### What the task asks
Below are the records; copy each line in them that holds the word "المؤمنين".

══ Data entries

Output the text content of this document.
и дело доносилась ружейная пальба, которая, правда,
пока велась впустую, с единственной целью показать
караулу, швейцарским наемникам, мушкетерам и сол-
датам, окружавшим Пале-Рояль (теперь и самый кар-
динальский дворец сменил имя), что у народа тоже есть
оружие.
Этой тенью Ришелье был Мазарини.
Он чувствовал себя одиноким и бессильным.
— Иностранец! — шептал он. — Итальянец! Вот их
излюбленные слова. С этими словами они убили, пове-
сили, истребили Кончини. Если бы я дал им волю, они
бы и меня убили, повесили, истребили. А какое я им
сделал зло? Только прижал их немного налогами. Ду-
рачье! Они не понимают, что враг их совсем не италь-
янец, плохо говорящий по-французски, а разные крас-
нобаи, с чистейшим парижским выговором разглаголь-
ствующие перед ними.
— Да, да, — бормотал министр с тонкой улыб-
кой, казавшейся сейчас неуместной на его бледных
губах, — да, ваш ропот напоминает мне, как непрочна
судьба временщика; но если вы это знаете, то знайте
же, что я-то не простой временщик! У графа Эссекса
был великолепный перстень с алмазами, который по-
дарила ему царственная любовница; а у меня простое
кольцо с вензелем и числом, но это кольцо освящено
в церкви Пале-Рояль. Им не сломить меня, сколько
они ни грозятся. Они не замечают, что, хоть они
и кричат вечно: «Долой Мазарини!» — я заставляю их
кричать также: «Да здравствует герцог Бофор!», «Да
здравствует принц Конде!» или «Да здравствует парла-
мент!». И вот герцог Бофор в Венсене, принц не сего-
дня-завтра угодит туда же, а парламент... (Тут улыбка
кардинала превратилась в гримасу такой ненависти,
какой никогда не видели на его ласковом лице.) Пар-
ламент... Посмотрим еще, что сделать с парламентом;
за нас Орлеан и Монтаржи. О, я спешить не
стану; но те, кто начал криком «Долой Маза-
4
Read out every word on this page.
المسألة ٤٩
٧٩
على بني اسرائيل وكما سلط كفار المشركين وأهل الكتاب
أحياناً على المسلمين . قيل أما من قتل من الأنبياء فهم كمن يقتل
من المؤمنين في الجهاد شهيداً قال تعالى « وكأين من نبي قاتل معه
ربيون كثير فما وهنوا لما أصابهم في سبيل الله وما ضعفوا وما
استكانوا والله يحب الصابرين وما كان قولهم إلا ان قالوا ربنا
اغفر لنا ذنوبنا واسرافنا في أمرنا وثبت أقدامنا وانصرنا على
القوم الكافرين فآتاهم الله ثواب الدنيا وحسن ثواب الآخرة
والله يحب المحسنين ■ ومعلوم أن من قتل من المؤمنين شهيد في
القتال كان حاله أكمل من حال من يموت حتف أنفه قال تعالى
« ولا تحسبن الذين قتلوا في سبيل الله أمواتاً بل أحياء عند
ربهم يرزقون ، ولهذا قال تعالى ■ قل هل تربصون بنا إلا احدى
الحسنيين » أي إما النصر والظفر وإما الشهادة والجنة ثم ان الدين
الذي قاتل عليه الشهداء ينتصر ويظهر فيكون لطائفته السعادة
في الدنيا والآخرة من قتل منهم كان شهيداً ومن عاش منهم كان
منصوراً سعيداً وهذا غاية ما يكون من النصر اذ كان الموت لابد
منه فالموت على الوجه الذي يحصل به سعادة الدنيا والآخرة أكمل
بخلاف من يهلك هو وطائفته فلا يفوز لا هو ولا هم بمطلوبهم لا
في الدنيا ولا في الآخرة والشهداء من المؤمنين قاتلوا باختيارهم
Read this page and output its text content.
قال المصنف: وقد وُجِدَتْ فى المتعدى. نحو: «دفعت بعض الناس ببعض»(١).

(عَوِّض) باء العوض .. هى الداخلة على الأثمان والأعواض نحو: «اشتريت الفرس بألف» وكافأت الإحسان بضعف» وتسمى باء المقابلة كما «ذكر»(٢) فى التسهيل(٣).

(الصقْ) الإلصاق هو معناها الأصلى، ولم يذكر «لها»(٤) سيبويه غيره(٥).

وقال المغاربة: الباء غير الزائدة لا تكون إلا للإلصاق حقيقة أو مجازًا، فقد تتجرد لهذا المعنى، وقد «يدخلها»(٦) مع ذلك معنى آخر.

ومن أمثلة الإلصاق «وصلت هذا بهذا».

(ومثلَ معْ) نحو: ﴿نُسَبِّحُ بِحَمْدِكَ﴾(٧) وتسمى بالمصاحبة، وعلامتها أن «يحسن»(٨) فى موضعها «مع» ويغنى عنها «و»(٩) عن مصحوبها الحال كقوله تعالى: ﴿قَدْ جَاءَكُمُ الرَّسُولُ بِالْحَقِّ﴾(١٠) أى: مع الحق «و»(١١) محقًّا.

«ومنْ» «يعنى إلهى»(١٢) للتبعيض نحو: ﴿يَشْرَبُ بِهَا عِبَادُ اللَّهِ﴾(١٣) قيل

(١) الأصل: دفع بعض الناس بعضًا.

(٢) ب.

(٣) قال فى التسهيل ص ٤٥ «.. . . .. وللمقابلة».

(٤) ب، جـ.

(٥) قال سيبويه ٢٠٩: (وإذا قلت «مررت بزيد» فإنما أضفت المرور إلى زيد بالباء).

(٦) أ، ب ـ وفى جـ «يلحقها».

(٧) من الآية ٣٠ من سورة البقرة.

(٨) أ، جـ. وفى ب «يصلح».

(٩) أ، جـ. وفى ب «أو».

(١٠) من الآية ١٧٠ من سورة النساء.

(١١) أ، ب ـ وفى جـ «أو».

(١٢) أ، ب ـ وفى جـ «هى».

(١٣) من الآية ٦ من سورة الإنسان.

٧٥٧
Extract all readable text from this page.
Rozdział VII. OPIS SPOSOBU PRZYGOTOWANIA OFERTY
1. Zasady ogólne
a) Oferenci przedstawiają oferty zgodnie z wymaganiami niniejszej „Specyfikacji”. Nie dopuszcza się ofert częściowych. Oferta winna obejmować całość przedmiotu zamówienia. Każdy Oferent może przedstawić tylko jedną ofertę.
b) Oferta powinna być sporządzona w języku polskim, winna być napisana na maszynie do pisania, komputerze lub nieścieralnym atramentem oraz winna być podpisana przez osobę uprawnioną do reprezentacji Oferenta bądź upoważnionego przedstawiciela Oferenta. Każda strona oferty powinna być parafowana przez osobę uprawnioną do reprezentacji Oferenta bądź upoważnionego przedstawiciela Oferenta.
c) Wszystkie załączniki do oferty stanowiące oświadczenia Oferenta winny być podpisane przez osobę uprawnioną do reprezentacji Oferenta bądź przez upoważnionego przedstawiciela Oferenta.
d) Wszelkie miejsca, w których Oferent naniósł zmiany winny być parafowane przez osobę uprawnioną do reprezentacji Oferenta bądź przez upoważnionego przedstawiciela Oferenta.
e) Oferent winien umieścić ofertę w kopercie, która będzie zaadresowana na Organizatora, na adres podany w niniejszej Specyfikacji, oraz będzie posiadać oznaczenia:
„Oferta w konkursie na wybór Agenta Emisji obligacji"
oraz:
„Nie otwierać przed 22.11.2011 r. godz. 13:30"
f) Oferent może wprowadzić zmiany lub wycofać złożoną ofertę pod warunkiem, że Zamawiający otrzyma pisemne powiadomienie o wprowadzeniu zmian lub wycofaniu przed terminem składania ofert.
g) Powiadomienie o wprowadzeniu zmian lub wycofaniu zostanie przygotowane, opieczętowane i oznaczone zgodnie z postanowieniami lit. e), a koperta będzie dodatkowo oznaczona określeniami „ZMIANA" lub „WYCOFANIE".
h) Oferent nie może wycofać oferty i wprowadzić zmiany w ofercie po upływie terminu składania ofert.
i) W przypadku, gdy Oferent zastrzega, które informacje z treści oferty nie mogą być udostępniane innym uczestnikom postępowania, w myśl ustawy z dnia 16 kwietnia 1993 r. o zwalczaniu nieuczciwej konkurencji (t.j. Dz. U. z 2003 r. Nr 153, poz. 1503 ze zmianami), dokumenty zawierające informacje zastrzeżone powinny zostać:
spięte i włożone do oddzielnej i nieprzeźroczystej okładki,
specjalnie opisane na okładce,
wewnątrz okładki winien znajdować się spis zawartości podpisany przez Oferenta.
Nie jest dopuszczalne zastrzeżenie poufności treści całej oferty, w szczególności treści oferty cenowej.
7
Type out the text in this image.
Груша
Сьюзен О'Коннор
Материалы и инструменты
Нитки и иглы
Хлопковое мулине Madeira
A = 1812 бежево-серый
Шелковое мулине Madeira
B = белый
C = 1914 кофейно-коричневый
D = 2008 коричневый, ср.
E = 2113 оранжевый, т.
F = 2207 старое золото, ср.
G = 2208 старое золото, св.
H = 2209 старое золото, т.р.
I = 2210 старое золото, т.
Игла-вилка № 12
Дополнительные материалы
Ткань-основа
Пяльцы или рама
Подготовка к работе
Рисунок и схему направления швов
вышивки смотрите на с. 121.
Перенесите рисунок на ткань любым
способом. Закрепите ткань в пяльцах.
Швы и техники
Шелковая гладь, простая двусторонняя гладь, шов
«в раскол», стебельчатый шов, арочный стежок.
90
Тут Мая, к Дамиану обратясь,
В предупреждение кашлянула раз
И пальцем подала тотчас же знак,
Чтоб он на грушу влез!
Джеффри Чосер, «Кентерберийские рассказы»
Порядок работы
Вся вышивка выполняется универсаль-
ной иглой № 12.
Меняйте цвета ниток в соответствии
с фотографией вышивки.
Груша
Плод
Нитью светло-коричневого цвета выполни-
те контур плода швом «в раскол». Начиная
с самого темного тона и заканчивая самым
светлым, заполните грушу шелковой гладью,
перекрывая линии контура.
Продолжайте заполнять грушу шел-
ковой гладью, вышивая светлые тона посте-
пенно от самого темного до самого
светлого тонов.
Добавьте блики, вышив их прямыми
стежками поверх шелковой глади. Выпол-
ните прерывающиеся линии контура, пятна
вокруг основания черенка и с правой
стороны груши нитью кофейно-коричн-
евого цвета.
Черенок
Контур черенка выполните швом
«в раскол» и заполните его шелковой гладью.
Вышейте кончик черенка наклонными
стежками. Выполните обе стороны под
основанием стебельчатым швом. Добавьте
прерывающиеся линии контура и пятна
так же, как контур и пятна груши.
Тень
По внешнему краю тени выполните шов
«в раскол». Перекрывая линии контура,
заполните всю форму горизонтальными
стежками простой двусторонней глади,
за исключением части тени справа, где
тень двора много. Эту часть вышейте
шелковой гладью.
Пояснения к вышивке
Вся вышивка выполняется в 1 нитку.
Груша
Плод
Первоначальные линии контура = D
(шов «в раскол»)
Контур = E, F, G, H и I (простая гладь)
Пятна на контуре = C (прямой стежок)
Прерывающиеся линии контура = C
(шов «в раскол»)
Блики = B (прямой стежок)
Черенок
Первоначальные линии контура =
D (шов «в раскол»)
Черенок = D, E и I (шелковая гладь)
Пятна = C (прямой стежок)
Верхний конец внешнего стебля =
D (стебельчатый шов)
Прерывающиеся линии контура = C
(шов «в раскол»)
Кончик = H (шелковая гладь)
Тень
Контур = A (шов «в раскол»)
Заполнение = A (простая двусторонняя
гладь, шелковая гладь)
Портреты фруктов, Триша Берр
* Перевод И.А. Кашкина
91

════

### Answer to this task
من المؤمنين في الجهاد شهيداً قال تعالى « وكأين من نبي قاتل معه
والله يحب المحسنين ■ ومعلوم أن من قتل من المؤمنين شهيد في
في الدنيا ولا في الآخرة والشهداء من المؤمنين قاتلوا باختيارهم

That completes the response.